◆ WRITTEN REQUEST:
Pull every line containing the word "mean" from the records.

Collected data:
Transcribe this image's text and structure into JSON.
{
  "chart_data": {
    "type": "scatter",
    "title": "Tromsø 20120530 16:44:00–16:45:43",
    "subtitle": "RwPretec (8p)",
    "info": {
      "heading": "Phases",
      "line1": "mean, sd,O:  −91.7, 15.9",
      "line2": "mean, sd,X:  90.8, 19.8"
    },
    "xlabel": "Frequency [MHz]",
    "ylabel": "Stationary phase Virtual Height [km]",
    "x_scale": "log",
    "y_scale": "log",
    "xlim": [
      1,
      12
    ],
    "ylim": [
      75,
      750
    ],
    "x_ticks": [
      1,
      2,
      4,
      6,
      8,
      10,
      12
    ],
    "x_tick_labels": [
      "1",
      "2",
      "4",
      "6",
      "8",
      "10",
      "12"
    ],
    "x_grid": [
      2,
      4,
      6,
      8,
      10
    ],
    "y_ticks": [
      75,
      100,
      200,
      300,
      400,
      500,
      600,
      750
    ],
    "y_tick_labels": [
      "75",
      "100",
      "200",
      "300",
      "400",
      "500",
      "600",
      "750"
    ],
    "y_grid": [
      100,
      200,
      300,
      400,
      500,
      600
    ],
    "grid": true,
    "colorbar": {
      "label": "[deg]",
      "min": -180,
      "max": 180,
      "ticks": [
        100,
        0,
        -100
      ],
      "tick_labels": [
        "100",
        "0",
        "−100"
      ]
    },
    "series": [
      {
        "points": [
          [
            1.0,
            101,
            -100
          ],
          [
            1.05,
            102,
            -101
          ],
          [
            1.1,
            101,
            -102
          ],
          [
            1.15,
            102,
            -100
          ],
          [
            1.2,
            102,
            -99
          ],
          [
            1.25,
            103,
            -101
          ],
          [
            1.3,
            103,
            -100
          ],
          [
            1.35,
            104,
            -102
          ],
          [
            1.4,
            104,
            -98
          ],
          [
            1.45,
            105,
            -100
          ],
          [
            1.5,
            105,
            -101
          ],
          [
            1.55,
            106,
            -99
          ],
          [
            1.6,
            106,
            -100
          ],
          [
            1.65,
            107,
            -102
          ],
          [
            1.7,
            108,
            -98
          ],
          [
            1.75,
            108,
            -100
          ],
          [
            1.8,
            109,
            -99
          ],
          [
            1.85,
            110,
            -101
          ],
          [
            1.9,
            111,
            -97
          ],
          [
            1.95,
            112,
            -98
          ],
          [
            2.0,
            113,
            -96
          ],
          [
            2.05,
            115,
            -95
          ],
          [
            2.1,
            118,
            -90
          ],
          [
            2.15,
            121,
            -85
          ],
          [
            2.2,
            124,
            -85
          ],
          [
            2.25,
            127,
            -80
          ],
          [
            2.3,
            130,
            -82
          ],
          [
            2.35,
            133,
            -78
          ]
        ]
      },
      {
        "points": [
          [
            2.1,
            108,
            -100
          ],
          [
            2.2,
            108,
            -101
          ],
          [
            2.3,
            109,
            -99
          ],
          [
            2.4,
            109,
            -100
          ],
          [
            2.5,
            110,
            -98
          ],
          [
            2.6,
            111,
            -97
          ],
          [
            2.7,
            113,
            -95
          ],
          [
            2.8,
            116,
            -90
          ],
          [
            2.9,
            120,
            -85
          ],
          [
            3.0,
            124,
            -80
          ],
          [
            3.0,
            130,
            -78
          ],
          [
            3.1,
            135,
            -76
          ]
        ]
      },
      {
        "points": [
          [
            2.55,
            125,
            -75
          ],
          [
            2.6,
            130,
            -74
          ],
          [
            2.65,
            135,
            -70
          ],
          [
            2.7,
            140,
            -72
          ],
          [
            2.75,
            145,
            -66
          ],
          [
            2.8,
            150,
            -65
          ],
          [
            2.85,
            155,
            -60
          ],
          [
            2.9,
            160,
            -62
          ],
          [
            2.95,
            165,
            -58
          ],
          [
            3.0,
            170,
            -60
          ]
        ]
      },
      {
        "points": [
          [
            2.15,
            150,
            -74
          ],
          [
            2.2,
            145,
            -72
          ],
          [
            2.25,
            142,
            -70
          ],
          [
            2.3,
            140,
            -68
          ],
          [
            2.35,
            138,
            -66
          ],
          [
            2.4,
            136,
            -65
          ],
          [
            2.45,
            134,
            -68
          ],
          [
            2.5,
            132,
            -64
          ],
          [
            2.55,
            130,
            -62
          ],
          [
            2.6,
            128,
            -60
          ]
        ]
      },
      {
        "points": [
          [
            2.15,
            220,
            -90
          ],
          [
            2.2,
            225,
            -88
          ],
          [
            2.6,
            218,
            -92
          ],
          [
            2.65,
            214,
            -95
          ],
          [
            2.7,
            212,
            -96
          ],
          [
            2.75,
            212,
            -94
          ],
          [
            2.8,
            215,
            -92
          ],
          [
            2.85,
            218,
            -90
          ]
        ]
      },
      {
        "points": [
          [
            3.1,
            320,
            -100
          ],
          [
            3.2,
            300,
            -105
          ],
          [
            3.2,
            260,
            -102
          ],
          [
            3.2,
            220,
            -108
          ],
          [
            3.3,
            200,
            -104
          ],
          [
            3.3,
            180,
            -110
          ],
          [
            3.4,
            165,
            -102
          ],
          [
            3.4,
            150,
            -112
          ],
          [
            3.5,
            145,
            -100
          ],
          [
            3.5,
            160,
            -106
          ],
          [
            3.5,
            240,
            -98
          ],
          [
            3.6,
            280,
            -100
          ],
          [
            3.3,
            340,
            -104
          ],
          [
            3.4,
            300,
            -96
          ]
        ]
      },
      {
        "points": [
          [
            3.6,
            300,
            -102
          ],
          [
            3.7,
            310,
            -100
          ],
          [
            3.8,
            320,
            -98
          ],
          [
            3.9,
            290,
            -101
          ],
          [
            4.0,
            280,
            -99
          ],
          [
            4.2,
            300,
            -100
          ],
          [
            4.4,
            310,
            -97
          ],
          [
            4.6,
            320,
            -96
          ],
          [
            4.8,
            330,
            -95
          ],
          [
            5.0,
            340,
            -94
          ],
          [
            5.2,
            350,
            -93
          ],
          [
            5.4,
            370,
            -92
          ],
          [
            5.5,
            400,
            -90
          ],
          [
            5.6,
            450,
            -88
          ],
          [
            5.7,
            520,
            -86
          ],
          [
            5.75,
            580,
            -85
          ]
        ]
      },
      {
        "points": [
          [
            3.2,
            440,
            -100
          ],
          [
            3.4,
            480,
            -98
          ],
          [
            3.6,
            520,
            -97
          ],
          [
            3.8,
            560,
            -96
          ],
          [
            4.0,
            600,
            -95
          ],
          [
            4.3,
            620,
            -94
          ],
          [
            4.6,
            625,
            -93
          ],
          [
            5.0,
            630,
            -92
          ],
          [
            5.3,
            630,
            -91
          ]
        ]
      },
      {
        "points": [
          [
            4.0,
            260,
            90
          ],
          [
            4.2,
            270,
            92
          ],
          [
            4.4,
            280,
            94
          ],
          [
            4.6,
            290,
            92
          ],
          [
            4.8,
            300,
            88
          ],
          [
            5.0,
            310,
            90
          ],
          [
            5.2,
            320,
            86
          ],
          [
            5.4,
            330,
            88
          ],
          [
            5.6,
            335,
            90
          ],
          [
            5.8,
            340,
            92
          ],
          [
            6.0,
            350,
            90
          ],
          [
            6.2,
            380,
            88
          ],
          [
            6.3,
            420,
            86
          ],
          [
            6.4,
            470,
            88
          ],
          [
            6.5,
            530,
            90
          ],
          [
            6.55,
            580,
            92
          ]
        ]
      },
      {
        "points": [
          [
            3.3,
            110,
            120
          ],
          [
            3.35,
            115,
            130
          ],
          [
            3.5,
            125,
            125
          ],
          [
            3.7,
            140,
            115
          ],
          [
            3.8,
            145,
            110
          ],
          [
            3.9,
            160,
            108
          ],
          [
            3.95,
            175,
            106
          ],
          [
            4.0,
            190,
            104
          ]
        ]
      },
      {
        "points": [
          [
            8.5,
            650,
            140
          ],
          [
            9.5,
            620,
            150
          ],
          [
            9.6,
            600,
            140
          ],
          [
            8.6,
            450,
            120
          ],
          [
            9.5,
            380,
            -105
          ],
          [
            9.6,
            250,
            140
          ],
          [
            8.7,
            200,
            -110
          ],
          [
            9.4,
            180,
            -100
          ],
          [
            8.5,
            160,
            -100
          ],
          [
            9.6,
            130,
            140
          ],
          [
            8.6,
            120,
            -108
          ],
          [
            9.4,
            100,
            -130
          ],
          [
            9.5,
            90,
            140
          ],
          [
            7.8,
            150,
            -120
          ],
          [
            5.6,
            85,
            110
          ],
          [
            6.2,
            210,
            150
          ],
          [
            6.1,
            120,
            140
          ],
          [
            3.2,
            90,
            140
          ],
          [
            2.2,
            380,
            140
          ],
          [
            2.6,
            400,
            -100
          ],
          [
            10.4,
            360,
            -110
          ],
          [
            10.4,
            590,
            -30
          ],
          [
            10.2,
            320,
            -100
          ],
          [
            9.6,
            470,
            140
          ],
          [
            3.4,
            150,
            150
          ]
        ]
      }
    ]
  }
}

◆ TASK SOLUTION:
      "line1": "mean, sd,O:  −91.7, 15.9",
      "line2": "mean, sd,X:  90.8, 19.8"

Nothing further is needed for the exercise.